"""
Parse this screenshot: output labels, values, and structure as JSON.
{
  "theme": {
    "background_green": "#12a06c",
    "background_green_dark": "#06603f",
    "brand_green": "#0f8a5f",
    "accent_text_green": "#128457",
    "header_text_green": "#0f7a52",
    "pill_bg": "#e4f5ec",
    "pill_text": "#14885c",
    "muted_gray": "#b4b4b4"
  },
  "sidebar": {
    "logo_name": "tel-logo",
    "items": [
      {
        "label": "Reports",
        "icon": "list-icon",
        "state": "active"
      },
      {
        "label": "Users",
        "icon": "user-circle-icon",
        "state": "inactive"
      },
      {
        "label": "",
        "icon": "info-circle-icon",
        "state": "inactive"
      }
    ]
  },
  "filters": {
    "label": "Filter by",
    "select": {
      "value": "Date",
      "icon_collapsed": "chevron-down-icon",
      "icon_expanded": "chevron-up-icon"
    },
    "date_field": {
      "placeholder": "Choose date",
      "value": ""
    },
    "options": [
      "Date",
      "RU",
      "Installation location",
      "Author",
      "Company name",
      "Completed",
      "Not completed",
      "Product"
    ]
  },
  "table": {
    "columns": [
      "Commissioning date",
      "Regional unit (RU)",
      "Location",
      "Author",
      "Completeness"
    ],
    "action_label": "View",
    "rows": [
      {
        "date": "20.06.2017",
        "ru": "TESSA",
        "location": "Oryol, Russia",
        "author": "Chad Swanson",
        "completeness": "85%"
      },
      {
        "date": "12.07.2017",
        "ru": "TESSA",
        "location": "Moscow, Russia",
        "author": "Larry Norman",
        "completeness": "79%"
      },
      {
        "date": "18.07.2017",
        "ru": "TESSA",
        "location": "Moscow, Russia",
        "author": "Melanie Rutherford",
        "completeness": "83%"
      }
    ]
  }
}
"""
Gather each line in these records that contains the string "icon".

        "icon": "list-icon",
        "icon": "user-circle-icon",
        "icon": "info-circle-icon",
      "icon_collapsed": "chevron-down-icon",
      "icon_expanded": "chevron-up-icon"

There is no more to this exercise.